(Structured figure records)
_ _ _ _ _
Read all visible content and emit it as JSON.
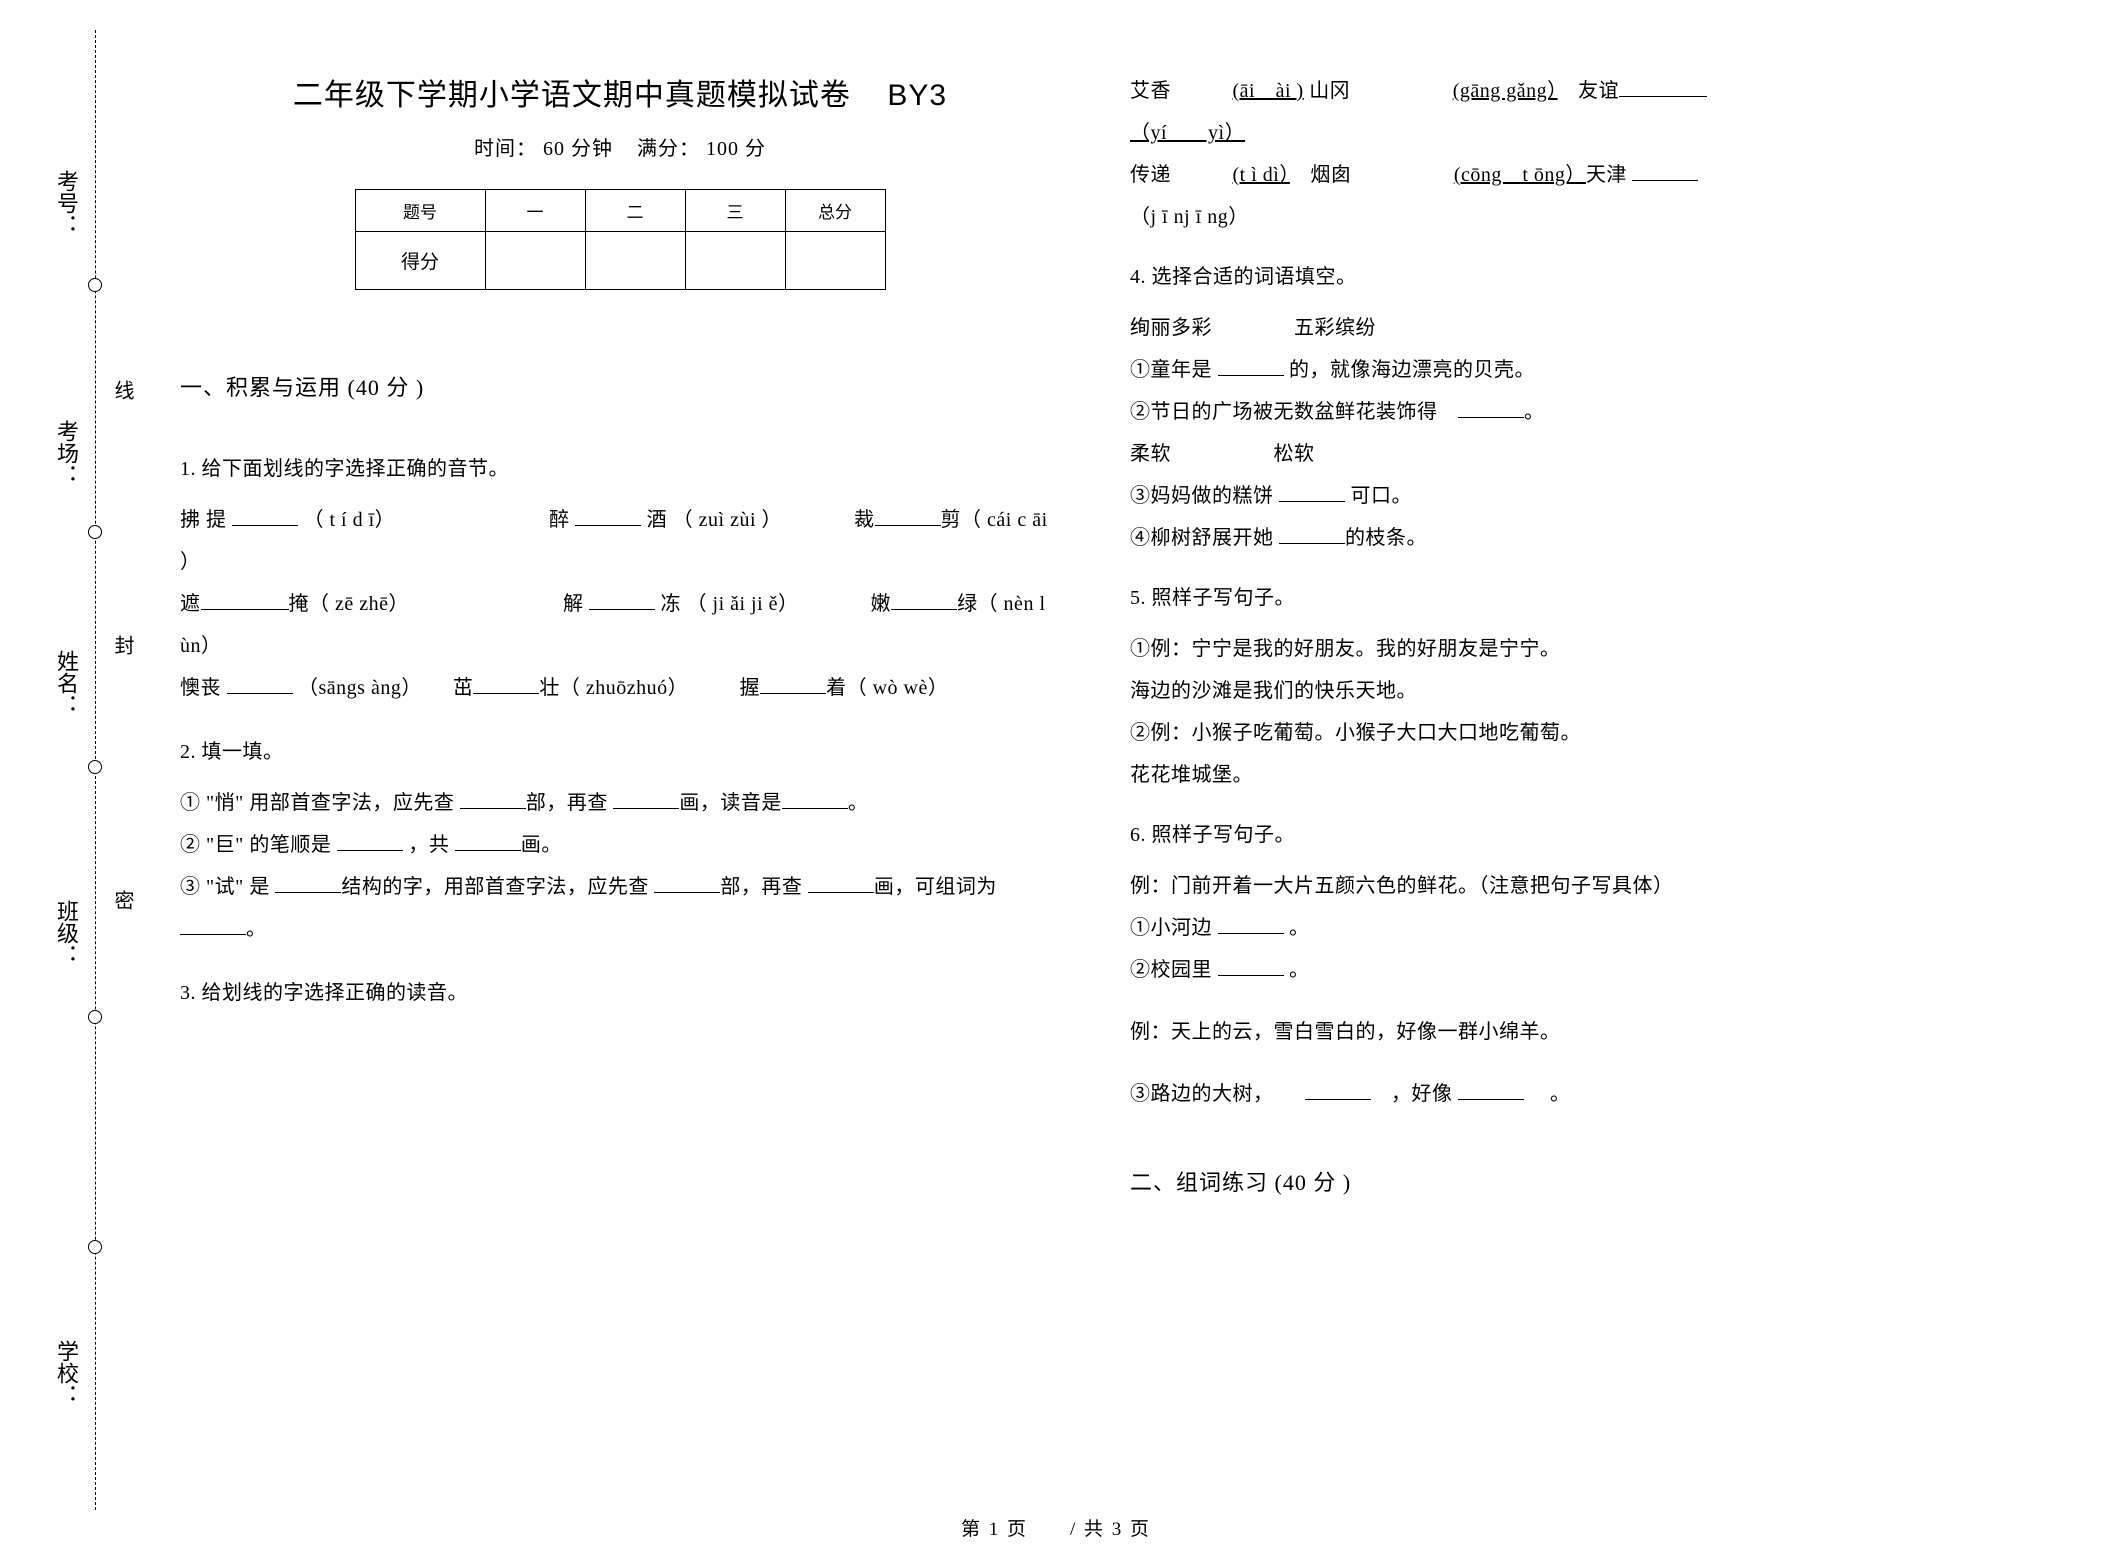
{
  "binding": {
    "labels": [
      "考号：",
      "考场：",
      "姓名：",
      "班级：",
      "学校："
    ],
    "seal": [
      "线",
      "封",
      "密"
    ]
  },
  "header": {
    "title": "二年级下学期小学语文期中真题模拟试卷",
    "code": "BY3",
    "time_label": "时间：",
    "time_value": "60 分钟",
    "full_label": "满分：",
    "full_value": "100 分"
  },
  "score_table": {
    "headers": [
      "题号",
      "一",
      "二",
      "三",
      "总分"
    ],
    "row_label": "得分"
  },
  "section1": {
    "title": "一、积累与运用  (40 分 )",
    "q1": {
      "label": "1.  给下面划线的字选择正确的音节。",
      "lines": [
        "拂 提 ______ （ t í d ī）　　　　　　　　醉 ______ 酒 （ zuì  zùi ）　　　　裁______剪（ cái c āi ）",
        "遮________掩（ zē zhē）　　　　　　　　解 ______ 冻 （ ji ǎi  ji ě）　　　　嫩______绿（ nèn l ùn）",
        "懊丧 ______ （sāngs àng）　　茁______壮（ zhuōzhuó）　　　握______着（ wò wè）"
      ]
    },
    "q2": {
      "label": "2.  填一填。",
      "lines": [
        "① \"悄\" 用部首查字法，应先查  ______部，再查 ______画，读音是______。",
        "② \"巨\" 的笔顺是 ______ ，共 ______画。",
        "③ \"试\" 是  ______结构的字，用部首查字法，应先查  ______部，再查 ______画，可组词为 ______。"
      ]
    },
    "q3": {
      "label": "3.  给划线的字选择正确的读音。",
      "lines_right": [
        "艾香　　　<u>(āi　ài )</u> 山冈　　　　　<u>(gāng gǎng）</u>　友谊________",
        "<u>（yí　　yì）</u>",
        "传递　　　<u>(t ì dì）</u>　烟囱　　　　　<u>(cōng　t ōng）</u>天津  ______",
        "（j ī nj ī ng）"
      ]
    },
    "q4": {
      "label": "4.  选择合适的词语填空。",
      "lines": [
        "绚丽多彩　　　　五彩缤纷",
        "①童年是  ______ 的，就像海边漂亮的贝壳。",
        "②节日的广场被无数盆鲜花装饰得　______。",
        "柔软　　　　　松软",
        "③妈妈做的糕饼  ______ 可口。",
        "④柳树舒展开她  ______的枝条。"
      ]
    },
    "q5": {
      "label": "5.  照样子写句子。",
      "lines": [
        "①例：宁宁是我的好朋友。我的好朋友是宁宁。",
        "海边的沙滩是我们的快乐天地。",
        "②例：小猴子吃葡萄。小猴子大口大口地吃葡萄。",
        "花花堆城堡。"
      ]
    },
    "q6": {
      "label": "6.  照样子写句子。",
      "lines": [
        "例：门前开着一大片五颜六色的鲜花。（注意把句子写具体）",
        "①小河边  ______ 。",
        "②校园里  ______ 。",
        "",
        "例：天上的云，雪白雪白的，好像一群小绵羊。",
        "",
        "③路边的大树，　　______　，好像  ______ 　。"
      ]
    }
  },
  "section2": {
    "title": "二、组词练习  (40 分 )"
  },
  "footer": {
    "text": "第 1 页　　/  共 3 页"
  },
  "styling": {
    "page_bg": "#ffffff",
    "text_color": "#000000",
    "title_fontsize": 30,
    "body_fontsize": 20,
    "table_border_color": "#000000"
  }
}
_ _ _ _ _
**Stated goal:** Reproduce each line exactly, please, except for any pictures.

**Complete output:**
Read all visible content and emit it as JSON.
{
  "binding": {
    "labels": [
      "考号：",
      "考场：",
      "姓名：",
      "班级：",
      "学校："
    ],
    "seal": [
      "线",
      "封",
      "密"
    ]
  },
  "header": {
    "title": "二年级下学期小学语文期中真题模拟试卷",
    "code": "BY3",
    "time_label": "时间：",
    "time_value": "60 分钟",
    "full_label": "满分：",
    "full_value": "100 分"
  },
  "score_table": {
    "headers": [
      "题号",
      "一",
      "二",
      "三",
      "总分"
    ],
    "row_label": "得分"
  },
  "section1": {
    "title": "一、积累与运用  (40 分 )",
    "q1": {
      "label": "1.  给下面划线的字选择正确的音节。",
      "lines": [
        "拂 提 ______ （ t í d ī）　　　　　　　　醉 ______ 酒 （ zuì  zùi ）　　　　裁______剪（ cái c āi ）",
        "遮________掩（ zē zhē）　　　　　　　　解 ______ 冻 （ ji ǎi  ji ě）　　　　嫩______绿（ nèn l ùn）",
        "懊丧 ______ （sāngs àng）　　茁______壮（ zhuōzhuó）　　　握______着（ wò wè）"
      ]
    },
    "q2": {
      "label": "2.  填一填。",
      "lines": [
        "① \"悄\" 用部首查字法，应先查  ______部，再查 ______画，读音是______。",
        "② \"巨\" 的笔顺是 ______ ，共 ______画。",
        "③ \"试\" 是  ______结构的字，用部首查字法，应先查  ______部，再查 ______画，可组词为 ______。"
      ]
    },
    "q3": {
      "label": "3.  给划线的字选择正确的读音。",
      "lines_right": [
        "艾香　　　<u>(āi　ài )</u> 山冈　　　　　<u>(gāng gǎng）</u>　友谊________",
        "<u>（yí　　yì）</u>",
        "传递　　　<u>(t ì dì）</u>　烟囱　　　　　<u>(cōng　t ōng）</u>天津  ______",
        "（j ī nj ī ng）"
      ]
    },
    "q4": {
      "label": "4.  选择合适的词语填空。",
      "lines": [
        "绚丽多彩　　　　五彩缤纷",
        "①童年是  ______ 的，就像海边漂亮的贝壳。",
        "②节日的广场被无数盆鲜花装饰得　______。",
        "柔软　　　　　松软",
        "③妈妈做的糕饼  ______ 可口。",
        "④柳树舒展开她  ______的枝条。"
      ]
    },
    "q5": {
      "label": "5.  照样子写句子。",
      "lines": [
        "①例：宁宁是我的好朋友。我的好朋友是宁宁。",
        "海边的沙滩是我们的快乐天地。",
        "②例：小猴子吃葡萄。小猴子大口大口地吃葡萄。",
        "花花堆城堡。"
      ]
    },
    "q6": {
      "label": "6.  照样子写句子。",
      "lines": [
        "例：门前开着一大片五颜六色的鲜花。（注意把句子写具体）",
        "①小河边  ______ 。",
        "②校园里  ______ 。",
        "",
        "例：天上的云，雪白雪白的，好像一群小绵羊。",
        "",
        "③路边的大树，　　______　，好像  ______ 　。"
      ]
    }
  },
  "section2": {
    "title": "二、组词练习  (40 分 )"
  },
  "footer": {
    "text": "第 1 页　　/  共 3 页"
  },
  "styling": {
    "page_bg": "#ffffff",
    "text_color": "#000000",
    "title_fontsize": 30,
    "body_fontsize": 20,
    "table_border_color": "#000000"
  }
}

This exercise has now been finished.